A scholar of African American culture, Young calls the valentine cards indications of the widespread acceptance of African Americans stereotypes. “These were not greeting cards manufactured for members of the Klu Klux Klan,” he says.
“They were mainstream cards available for purchase at the Walgreens and Jewel of their day. Their caricatures of lazy and dimwitted black people helped to justify segregation.” Harvey adds.
The cards, for example, often make light-hearted references to lynching, slavery and impending violence. Almost always written in bastardized English – Is yo’ mah Valentine? – the cards, Harvey says “feed into a narrative that perpetuates the logic of discrimination.”
One such card – which the professor of theatre, performance studies and African American Studies will present Feb. 16 -- features a cartoonish black man drawn very much in the black face/minstrel tradition on a precipice with a rope around his neck that is tied to a tree. “BE MAH VALENTINE… I’ll be hanged if you’ is goin’ to say no!” it reads.
“Who purchased these cards is not clear,” says Harvey, who began his own card collection a year ago for a book project. “You’ll find them at auctions or on eBay. They’re the kind of things that people discover in their grandparents’ attics, but would be too embarrassed to sell at a garage sale today.“
Not surprisingly, images of watermelons and cotton bales with black adults and, in particular, children in tattered clothes abound in this genre. With images of playful black adults and, particularly children, they often strive to create a sense of blackness as “playful, childlike and joyous.”
“The cards helped keep alive stereotypes of black people as laughing, singing and dancing without a care in the world,” says. Harvey. “Slowly they began to decline but they didn’t simply end overnight. Even in the 1940s, you have war bonds promoted with a cartoon of Bugs Bunny in black face.”

WRITTEN REQUEST
According to the passage on valentine cards, the cards often make light-hearted references to what? List each one.

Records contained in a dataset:
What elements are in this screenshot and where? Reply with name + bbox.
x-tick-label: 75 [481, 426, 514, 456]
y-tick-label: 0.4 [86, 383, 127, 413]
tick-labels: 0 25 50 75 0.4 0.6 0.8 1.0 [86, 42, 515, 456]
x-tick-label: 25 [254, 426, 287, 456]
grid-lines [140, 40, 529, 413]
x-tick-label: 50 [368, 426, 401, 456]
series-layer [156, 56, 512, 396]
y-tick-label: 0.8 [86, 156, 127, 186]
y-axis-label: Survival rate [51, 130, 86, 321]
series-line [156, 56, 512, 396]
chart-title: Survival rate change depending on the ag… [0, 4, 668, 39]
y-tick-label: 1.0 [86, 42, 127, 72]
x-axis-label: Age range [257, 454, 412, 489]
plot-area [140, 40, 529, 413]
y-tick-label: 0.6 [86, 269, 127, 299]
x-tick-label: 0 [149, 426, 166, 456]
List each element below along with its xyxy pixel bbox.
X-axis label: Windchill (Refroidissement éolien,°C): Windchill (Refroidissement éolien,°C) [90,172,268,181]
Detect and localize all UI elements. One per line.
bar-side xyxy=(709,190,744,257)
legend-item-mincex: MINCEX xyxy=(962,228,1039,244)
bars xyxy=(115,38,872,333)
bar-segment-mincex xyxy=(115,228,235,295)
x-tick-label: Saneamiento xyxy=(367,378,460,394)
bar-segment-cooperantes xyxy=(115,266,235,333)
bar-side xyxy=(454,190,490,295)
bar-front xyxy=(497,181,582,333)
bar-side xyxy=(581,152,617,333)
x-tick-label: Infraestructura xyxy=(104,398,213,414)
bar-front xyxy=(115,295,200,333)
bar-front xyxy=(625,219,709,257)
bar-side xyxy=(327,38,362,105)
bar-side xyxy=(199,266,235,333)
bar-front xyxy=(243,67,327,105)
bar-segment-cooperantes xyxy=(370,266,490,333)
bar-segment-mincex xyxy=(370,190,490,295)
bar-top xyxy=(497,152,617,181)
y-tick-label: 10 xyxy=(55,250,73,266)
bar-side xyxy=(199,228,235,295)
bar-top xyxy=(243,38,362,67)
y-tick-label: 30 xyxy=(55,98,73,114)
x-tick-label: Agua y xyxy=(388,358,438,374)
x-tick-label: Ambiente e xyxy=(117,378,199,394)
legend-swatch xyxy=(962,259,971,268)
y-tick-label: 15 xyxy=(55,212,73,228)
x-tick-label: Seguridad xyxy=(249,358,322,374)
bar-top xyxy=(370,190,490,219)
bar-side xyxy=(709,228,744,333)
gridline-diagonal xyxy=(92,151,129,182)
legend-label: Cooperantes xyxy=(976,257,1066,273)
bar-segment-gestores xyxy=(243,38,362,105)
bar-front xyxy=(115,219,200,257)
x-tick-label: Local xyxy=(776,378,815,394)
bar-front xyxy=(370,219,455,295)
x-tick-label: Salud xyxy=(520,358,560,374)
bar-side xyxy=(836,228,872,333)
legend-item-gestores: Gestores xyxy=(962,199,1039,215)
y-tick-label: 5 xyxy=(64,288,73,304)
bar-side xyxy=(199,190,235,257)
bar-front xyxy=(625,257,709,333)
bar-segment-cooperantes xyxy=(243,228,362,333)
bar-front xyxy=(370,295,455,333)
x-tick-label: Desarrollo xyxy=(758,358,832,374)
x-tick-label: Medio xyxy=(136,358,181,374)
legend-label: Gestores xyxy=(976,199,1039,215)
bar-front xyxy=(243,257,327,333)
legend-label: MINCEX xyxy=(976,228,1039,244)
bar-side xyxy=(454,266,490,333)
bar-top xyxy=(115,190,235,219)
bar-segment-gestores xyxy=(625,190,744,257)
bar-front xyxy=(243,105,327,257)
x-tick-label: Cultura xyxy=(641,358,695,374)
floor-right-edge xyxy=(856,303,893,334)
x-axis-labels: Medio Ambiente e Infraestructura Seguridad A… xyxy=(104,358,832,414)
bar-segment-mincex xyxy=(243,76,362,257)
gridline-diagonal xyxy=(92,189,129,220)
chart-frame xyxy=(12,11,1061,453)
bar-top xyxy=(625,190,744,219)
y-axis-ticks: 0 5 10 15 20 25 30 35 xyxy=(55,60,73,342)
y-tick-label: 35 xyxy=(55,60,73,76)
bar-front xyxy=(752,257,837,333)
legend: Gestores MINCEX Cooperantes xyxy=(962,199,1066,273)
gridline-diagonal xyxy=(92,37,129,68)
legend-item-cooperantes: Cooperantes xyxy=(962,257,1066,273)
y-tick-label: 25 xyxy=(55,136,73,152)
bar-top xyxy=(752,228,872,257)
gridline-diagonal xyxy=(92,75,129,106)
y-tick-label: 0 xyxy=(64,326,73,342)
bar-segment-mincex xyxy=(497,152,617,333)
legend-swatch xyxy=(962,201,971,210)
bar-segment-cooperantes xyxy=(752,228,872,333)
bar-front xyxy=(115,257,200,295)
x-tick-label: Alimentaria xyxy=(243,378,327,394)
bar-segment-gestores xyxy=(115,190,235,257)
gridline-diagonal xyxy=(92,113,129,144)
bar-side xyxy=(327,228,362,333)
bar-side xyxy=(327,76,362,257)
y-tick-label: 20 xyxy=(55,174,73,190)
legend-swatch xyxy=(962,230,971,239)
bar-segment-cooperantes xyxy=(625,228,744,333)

FULL OUTPUT
Lynching, slavery, impending violence